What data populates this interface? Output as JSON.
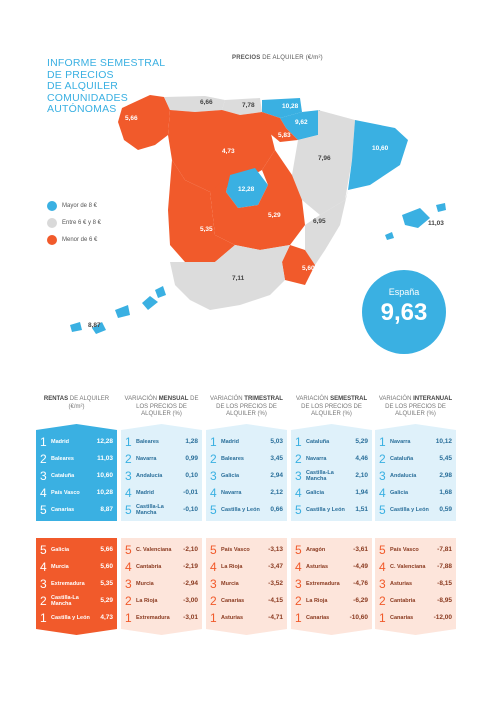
{
  "title_lines": [
    "INFORME SEMESTRAL",
    "DE PRECIOS",
    "DE ALQUILER",
    "COMUNIDADES",
    "AUTÓNOMAS"
  ],
  "map_caption": {
    "bold": "PRECIOS",
    "rest": " DE ALQUILER (€/m²)"
  },
  "map_values": {
    "galicia": "5,66",
    "asturias": "6,66",
    "cantabria": "7,78",
    "pais_vasco": "10,28",
    "navarra": "9,62",
    "la_rioja": "5,83",
    "castilla_leon": "4,73",
    "aragon": "7,96",
    "cataluna": "10,60",
    "madrid": "12,28",
    "castilla_la_mancha": "5,29",
    "extremadura": "5,35",
    "c_valenciana": "6,95",
    "baleares": "11,03",
    "andalucia": "7,11",
    "murcia": "5,60",
    "canarias": "8,87"
  },
  "legend": [
    {
      "label": "Mayor de 8 €",
      "color": "#3ab0e2"
    },
    {
      "label": "Entre 6 € y 8 €",
      "color": "#d9d9d9"
    },
    {
      "label": "Menor de 6 €",
      "color": "#f15a2b"
    }
  ],
  "spain": {
    "name": "España",
    "value": "9,63"
  },
  "colors": {
    "blue": "#3ab0e2",
    "orange": "#f15a2b",
    "grey": "#dcdcdc"
  },
  "columns": [
    {
      "head_pre": "",
      "head_bold": "RENTAS",
      "head_post": " DE ALQUILER (€/m²)",
      "top_light": false,
      "top": [
        {
          "rank": "1",
          "name": "Madrid",
          "value": "12,28"
        },
        {
          "rank": "2",
          "name": "Baleares",
          "value": "11,03"
        },
        {
          "rank": "3",
          "name": "Cataluña",
          "value": "10,60"
        },
        {
          "rank": "4",
          "name": "País Vasco",
          "value": "10,28"
        },
        {
          "rank": "5",
          "name": "Canarias",
          "value": "8,87"
        }
      ],
      "bottom": [
        {
          "rank": "5",
          "name": "Galicia",
          "value": "5,66"
        },
        {
          "rank": "4",
          "name": "Murcia",
          "value": "5,60"
        },
        {
          "rank": "3",
          "name": "Extremadura",
          "value": "5,35"
        },
        {
          "rank": "2",
          "name": "Castilla-La Mancha",
          "value": "5,29"
        },
        {
          "rank": "1",
          "name": "Castilla y León",
          "value": "4,73"
        }
      ]
    },
    {
      "head_pre": "VARIACIÓN ",
      "head_bold": "MENSUAL",
      "head_post": " DE LOS PRECIOS DE ALQUILER (%)",
      "top": [
        {
          "rank": "1",
          "name": "Baleares",
          "value": "1,28"
        },
        {
          "rank": "2",
          "name": "Navarra",
          "value": "0,99"
        },
        {
          "rank": "3",
          "name": "Andalucía",
          "value": "0,10"
        },
        {
          "rank": "4",
          "name": "Madrid",
          "value": "-0,01"
        },
        {
          "rank": "5",
          "name": "Castilla-La Mancha",
          "value": "-0,10"
        }
      ],
      "bottom": [
        {
          "rank": "5",
          "name": "C. Valenciana",
          "value": "-2,10"
        },
        {
          "rank": "4",
          "name": "Cantabria",
          "value": "-2,19"
        },
        {
          "rank": "3",
          "name": "Murcia",
          "value": "-2,94"
        },
        {
          "rank": "2",
          "name": "La Rioja",
          "value": "-3,00"
        },
        {
          "rank": "1",
          "name": "Extremadura",
          "value": "-3,01"
        }
      ]
    },
    {
      "head_pre": "VARIACIÓN ",
      "head_bold": "TRIMESTRAL",
      "head_post": " DE LOS PRECIOS DE ALQUILER (%)",
      "top": [
        {
          "rank": "1",
          "name": "Madrid",
          "value": "5,03"
        },
        {
          "rank": "2",
          "name": "Baleares",
          "value": "3,45"
        },
        {
          "rank": "3",
          "name": "Galicia",
          "value": "2,94"
        },
        {
          "rank": "4",
          "name": "Navarra",
          "value": "2,12"
        },
        {
          "rank": "5",
          "name": "Castilla y León",
          "value": "0,66"
        }
      ],
      "bottom": [
        {
          "rank": "5",
          "name": "País Vasco",
          "value": "-3,13"
        },
        {
          "rank": "4",
          "name": "La Rioja",
          "value": "-3,47"
        },
        {
          "rank": "3",
          "name": "Murcia",
          "value": "-3,52"
        },
        {
          "rank": "2",
          "name": "Canarias",
          "value": "-4,15"
        },
        {
          "rank": "1",
          "name": "Asturias",
          "value": "-4,71"
        }
      ]
    },
    {
      "head_pre": "VARIACIÓN ",
      "head_bold": "SEMESTRAL",
      "head_post": " DE LOS PRECIOS DE ALQUILER (%)",
      "top": [
        {
          "rank": "1",
          "name": "Cataluña",
          "value": "5,29"
        },
        {
          "rank": "2",
          "name": "Navarra",
          "value": "4,46"
        },
        {
          "rank": "3",
          "name": "Castilla-La Mancha",
          "value": "2,10"
        },
        {
          "rank": "4",
          "name": "Galicia",
          "value": "1,94"
        },
        {
          "rank": "5",
          "name": "Castilla y León",
          "value": "1,51"
        }
      ],
      "bottom": [
        {
          "rank": "5",
          "name": "Aragón",
          "value": "-3,61"
        },
        {
          "rank": "4",
          "name": "Asturias",
          "value": "-4,49"
        },
        {
          "rank": "3",
          "name": "Extremadura",
          "value": "-4,76"
        },
        {
          "rank": "2",
          "name": "La Rioja",
          "value": "-6,29"
        },
        {
          "rank": "1",
          "name": "Canarias",
          "value": "-10,60"
        }
      ]
    },
    {
      "head_pre": "VARIACIÓN ",
      "head_bold": "INTERANUAL",
      "head_post": " DE LOS PRECIOS DE ALQUILER (%)",
      "top": [
        {
          "rank": "1",
          "name": "Navarra",
          "value": "10,12"
        },
        {
          "rank": "2",
          "name": "Cataluña",
          "value": "5,45"
        },
        {
          "rank": "3",
          "name": "Andalucía",
          "value": "2,98"
        },
        {
          "rank": "4",
          "name": "Galicia",
          "value": "1,68"
        },
        {
          "rank": "5",
          "name": "Castilla y León",
          "value": "0,59"
        }
      ],
      "bottom": [
        {
          "rank": "5",
          "name": "País Vasco",
          "value": "-7,81"
        },
        {
          "rank": "4",
          "name": "C. Valenciana",
          "value": "-7,88"
        },
        {
          "rank": "3",
          "name": "Asturias",
          "value": "-8,15"
        },
        {
          "rank": "2",
          "name": "Cantabria",
          "value": "-8,95"
        },
        {
          "rank": "1",
          "name": "Canarias",
          "value": "-12,00"
        }
      ]
    }
  ]
}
..............................
■ What the task asks ■
Tell how many lines of the records above hold the string "label". Give no other text.

■ Result of this task ■
3